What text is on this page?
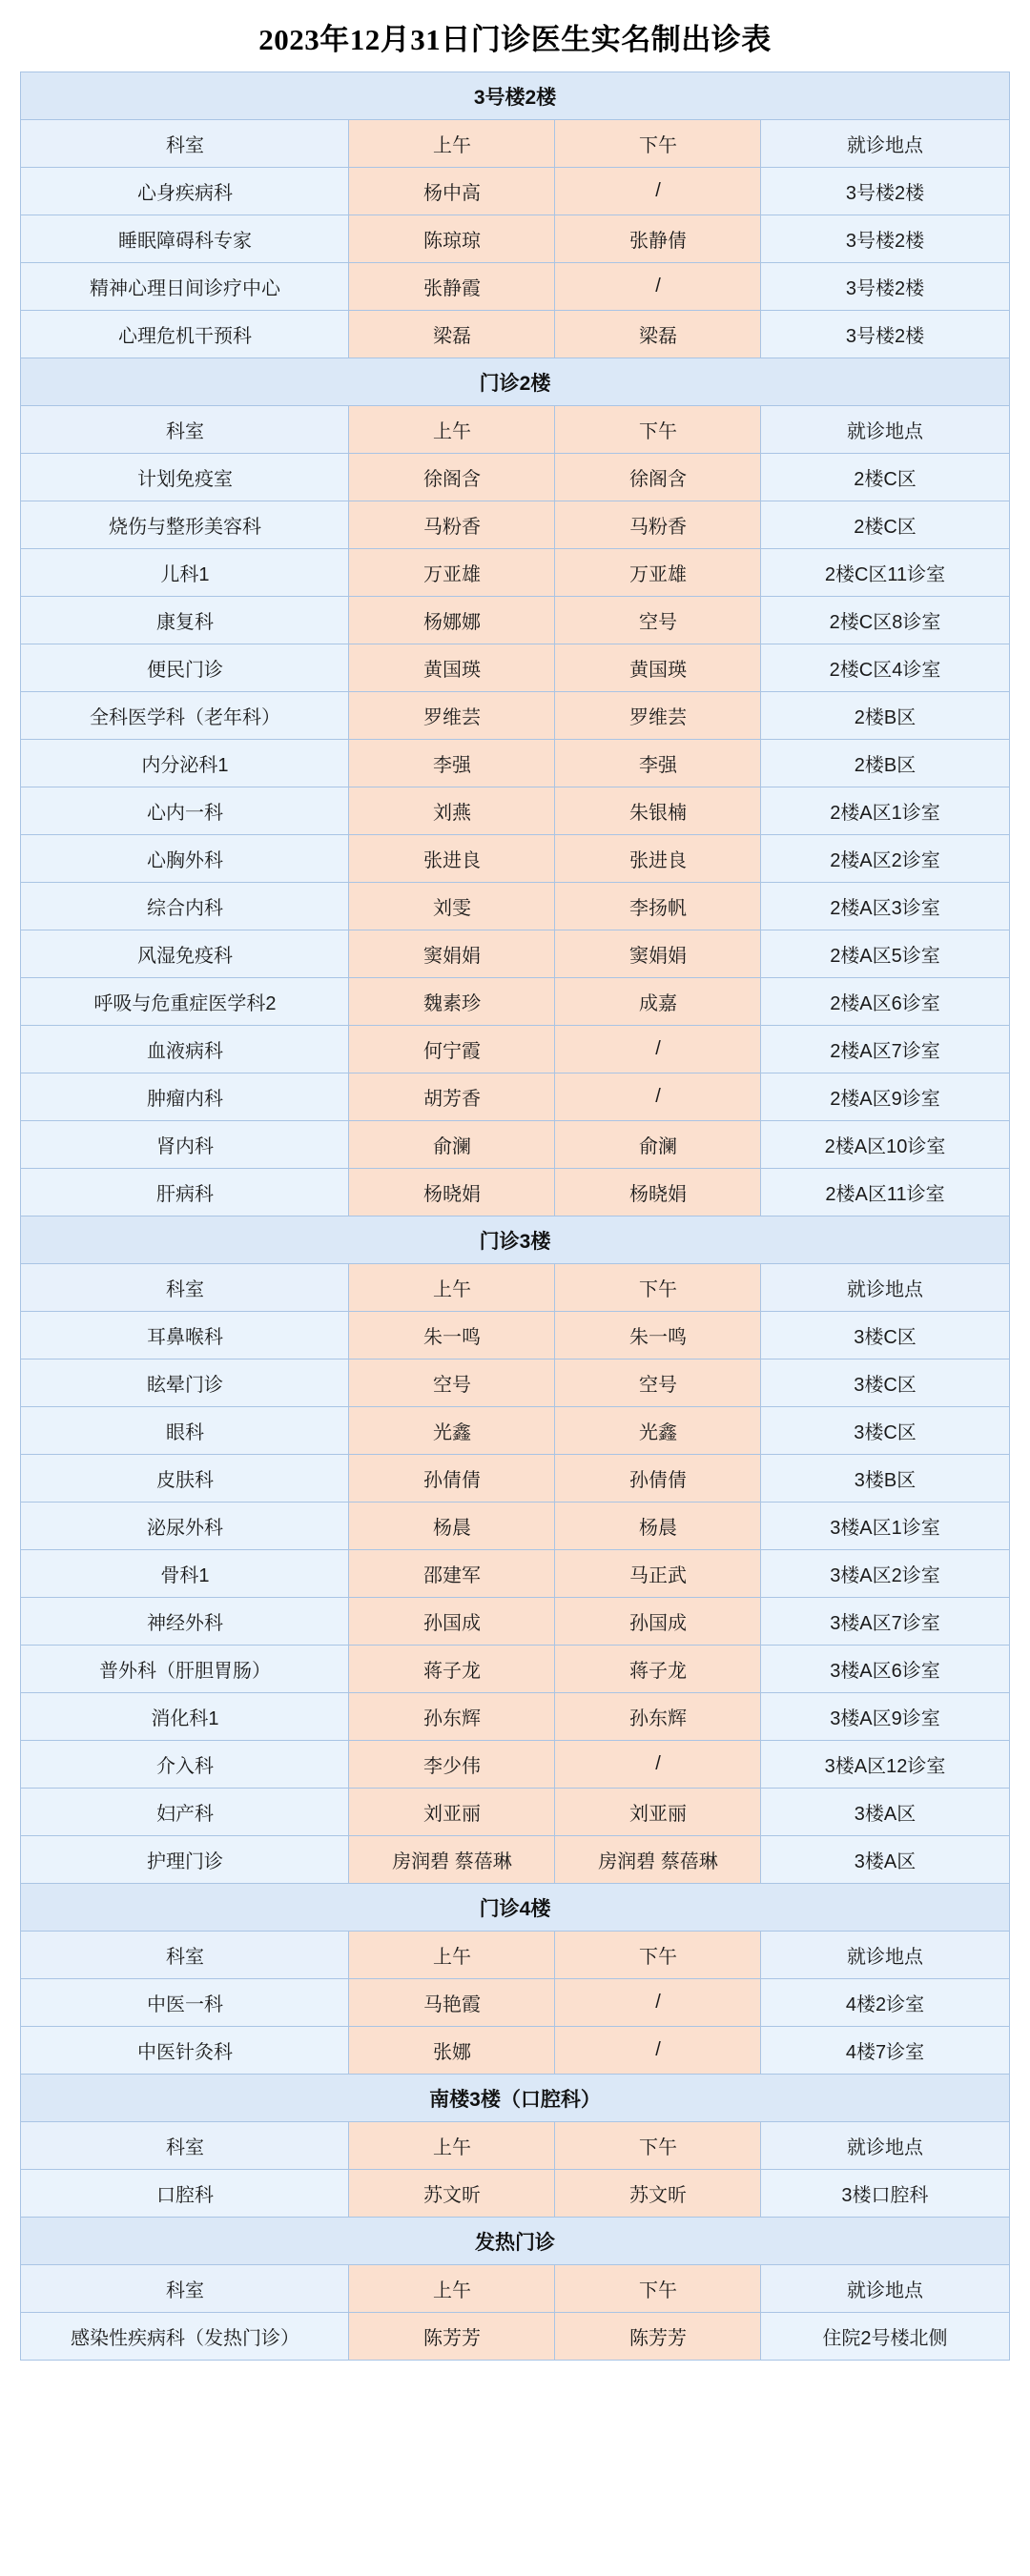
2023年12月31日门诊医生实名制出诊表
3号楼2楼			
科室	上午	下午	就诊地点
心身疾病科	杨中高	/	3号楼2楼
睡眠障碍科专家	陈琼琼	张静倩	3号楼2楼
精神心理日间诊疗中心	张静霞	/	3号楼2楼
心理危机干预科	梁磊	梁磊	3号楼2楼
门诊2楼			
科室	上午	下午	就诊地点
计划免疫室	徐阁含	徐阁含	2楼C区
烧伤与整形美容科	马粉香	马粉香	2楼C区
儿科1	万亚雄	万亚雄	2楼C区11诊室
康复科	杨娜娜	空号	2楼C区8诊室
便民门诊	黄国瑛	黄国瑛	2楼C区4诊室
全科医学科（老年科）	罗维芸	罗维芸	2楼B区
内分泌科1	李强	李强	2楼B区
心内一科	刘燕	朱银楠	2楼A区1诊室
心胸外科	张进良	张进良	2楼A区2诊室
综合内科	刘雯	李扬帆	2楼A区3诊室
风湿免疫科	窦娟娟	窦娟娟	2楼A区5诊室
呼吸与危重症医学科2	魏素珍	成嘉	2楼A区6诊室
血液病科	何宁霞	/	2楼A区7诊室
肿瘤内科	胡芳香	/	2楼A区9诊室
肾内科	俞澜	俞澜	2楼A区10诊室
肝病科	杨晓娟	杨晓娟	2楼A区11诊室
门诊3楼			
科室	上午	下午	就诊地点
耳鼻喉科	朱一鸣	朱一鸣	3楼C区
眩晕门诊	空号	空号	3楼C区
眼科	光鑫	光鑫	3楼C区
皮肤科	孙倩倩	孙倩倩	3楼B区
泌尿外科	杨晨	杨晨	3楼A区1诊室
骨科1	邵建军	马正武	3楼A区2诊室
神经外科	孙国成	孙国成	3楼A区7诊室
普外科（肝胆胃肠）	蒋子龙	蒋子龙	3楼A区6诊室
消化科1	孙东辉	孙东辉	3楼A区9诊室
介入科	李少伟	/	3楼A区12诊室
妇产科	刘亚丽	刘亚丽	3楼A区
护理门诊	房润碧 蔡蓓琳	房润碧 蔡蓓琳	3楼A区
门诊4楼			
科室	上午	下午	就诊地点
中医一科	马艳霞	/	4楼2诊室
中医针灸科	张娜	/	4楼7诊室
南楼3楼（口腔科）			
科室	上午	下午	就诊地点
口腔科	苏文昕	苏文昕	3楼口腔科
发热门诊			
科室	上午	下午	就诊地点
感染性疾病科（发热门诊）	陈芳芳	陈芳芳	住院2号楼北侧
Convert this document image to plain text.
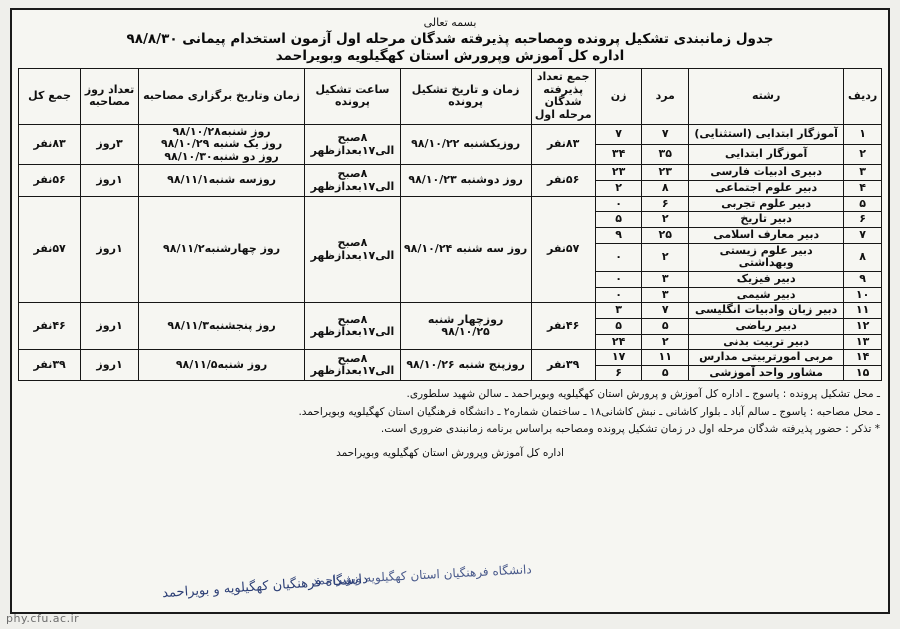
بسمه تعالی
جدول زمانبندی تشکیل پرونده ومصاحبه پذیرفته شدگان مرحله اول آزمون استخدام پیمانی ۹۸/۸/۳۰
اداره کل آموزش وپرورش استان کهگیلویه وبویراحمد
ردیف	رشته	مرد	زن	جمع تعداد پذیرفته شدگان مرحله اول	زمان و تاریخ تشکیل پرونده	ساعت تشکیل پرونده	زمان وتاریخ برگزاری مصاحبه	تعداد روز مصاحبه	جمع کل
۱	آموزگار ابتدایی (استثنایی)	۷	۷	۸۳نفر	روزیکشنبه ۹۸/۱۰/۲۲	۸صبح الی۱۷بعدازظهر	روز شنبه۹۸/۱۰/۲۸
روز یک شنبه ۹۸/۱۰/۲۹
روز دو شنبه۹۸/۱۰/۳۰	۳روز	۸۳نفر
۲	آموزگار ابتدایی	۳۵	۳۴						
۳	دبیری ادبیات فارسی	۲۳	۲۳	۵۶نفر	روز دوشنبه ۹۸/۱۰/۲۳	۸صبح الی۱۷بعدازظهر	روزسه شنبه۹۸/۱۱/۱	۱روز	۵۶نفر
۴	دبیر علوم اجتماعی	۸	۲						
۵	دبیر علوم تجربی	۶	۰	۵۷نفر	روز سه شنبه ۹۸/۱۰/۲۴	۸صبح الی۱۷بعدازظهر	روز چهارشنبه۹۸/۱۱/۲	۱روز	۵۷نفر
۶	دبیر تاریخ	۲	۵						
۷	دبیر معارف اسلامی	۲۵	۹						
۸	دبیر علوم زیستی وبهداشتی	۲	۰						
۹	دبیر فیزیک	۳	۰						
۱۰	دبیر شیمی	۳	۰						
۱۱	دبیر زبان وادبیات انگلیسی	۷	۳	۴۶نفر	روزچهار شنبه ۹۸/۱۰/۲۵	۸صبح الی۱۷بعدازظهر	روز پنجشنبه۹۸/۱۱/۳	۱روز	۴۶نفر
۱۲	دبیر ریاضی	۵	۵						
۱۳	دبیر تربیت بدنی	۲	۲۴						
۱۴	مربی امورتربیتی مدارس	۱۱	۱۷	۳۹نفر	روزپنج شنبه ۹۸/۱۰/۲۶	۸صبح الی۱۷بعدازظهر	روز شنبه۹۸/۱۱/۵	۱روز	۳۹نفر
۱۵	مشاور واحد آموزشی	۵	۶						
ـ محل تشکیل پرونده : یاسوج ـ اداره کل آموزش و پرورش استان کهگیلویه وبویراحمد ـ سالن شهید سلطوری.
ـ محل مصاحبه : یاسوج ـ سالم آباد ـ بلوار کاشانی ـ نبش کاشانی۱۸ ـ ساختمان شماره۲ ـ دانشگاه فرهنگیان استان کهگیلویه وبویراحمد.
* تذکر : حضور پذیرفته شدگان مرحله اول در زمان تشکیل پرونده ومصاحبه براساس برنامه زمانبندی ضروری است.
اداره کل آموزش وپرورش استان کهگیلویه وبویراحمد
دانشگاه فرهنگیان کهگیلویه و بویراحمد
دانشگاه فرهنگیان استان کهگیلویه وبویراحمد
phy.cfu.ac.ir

* * * * * * *

Your objective ::
Restate each of the entries above word for word and skip every image.

Solution below ::
What text is on this page?
2023年12月31日门诊医生实名制出诊表
3号楼2楼			
科室	上午	下午	就诊地点
心身疾病科	杨中高	/	3号楼2楼
睡眠障碍科专家	陈琼琼	张静倩	3号楼2楼
精神心理日间诊疗中心	张静霞	/	3号楼2楼
心理危机干预科	梁磊	梁磊	3号楼2楼
门诊2楼			
科室	上午	下午	就诊地点
计划免疫室	徐阁含	徐阁含	2楼C区
烧伤与整形美容科	马粉香	马粉香	2楼C区
儿科1	万亚雄	万亚雄	2楼C区11诊室
康复科	杨娜娜	空号	2楼C区8诊室
便民门诊	黄国瑛	黄国瑛	2楼C区4诊室
全科医学科（老年科）	罗维芸	罗维芸	2楼B区
内分泌科1	李强	李强	2楼B区
心内一科	刘燕	朱银楠	2楼A区1诊室
心胸外科	张进良	张进良	2楼A区2诊室
综合内科	刘雯	李扬帆	2楼A区3诊室
风湿免疫科	窦娟娟	窦娟娟	2楼A区5诊室
呼吸与危重症医学科2	魏素珍	成嘉	2楼A区6诊室
血液病科	何宁霞	/	2楼A区7诊室
肿瘤内科	胡芳香	/	2楼A区9诊室
肾内科	俞澜	俞澜	2楼A区10诊室
肝病科	杨晓娟	杨晓娟	2楼A区11诊室
门诊3楼			
科室	上午	下午	就诊地点
耳鼻喉科	朱一鸣	朱一鸣	3楼C区
眩晕门诊	空号	空号	3楼C区
眼科	光鑫	光鑫	3楼C区
皮肤科	孙倩倩	孙倩倩	3楼B区
泌尿外科	杨晨	杨晨	3楼A区1诊室
骨科1	邵建军	马正武	3楼A区2诊室
神经外科	孙国成	孙国成	3楼A区7诊室
普外科（肝胆胃肠）	蒋子龙	蒋子龙	3楼A区6诊室
消化科1	孙东辉	孙东辉	3楼A区9诊室
介入科	李少伟	/	3楼A区12诊室
妇产科	刘亚丽	刘亚丽	3楼A区
护理门诊	房润碧 蔡蓓琳	房润碧 蔡蓓琳	3楼A区
门诊4楼			
科室	上午	下午	就诊地点
中医一科	马艳霞	/	4楼2诊室
中医针灸科	张娜	/	4楼7诊室
南楼3楼（口腔科）			
科室	上午	下午	就诊地点
口腔科	苏文昕	苏文昕	3楼口腔科
发热门诊			
科室	上午	下午	就诊地点
感染性疾病科（发热门诊）	陈芳芳	陈芳芳	住院2号楼北侧
Convert this document image to plain text.
بسمه تعالی
جدول زمانبندی تشکیل پرونده ومصاحبه پذیرفته شدگان مرحله اول آزمون استخدام پیمانی ۹۸/۸/۳۰
اداره کل آموزش وپرورش استان کهگیلویه وبویراحمد
ردیف	رشته	مرد	زن	جمع تعداد پذیرفته شدگان مرحله اول	زمان و تاریخ تشکیل پرونده	ساعت تشکیل پرونده	زمان وتاریخ برگزاری مصاحبه	تعداد روز مصاحبه	جمع کل
۱	آموزگار ابتدایی (استثنایی)	۷	۷	۸۳نفر	روزیکشنبه ۹۸/۱۰/۲۲	۸صبح الی۱۷بعدازظهر	روز شنبه۹۸/۱۰/۲۸
روز یک شنبه ۹۸/۱۰/۲۹
روز دو شنبه۹۸/۱۰/۳۰	۳روز	۸۳نفر
۲	آموزگار ابتدایی	۳۵	۳۴						
۳	دبیری ادبیات فارسی	۲۳	۲۳	۵۶نفر	روز دوشنبه ۹۸/۱۰/۲۳	۸صبح الی۱۷بعدازظهر	روزسه شنبه۹۸/۱۱/۱	۱روز	۵۶نفر
۴	دبیر علوم اجتماعی	۸	۲						
۵	دبیر علوم تجربی	۶	۰	۵۷نفر	روز سه شنبه ۹۸/۱۰/۲۴	۸صبح الی۱۷بعدازظهر	روز چهارشنبه۹۸/۱۱/۲	۱روز	۵۷نفر
۶	دبیر تاریخ	۲	۵						
۷	دبیر معارف اسلامی	۲۵	۹						
۸	دبیر علوم زیستی وبهداشتی	۲	۰						
۹	دبیر فیزیک	۳	۰						
۱۰	دبیر شیمی	۳	۰						
۱۱	دبیر زبان وادبیات انگلیسی	۷	۳	۴۶نفر	روزچهار شنبه ۹۸/۱۰/۲۵	۸صبح الی۱۷بعدازظهر	روز پنجشنبه۹۸/۱۱/۳	۱روز	۴۶نفر
۱۲	دبیر ریاضی	۵	۵						
۱۳	دبیر تربیت بدنی	۲	۲۴						
۱۴	مربی امورتربیتی مدارس	۱۱	۱۷	۳۹نفر	روزپنج شنبه ۹۸/۱۰/۲۶	۸صبح الی۱۷بعدازظهر	روز شنبه۹۸/۱۱/۵	۱روز	۳۹نفر
۱۵	مشاور واحد آموزشی	۵	۶						
ـ محل تشکیل پرونده : یاسوج ـ اداره کل آموزش و پرورش استان کهگیلویه وبویراحمد ـ سالن شهید سلطوری.
ـ محل مصاحبه : یاسوج ـ سالم آباد ـ بلوار کاشانی ـ نبش کاشانی۱۸ ـ ساختمان شماره۲ ـ دانشگاه فرهنگیان استان کهگیلویه وبویراحمد.
* تذکر : حضور پذیرفته شدگان مرحله اول در زمان تشکیل پرونده ومصاحبه براساس برنامه زمانبندی ضروری است.
اداره کل آموزش وپرورش استان کهگیلویه وبویراحمد
دانشگاه فرهنگیان کهگیلویه و بویراحمد
دانشگاه فرهنگیان استان کهگیلویه وبویراحمد
phy.cfu.ac.ir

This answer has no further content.